Start

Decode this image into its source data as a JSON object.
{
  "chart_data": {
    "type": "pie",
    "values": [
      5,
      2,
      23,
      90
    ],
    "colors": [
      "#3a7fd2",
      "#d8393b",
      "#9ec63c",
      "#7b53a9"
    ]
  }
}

End

Write every line of the material above again, exactly.

- _Completed task_
Decode this image into its source data as a JSON object.
{
  "chart_data": {
    "type": "pie",
    "values": [
      5,
      2,
      23,
      90
    ],
    "colors": [
      "#3a7fd2",
      "#d8393b",
      "#9ec63c",
      "#7b53a9"
    ]
  }
}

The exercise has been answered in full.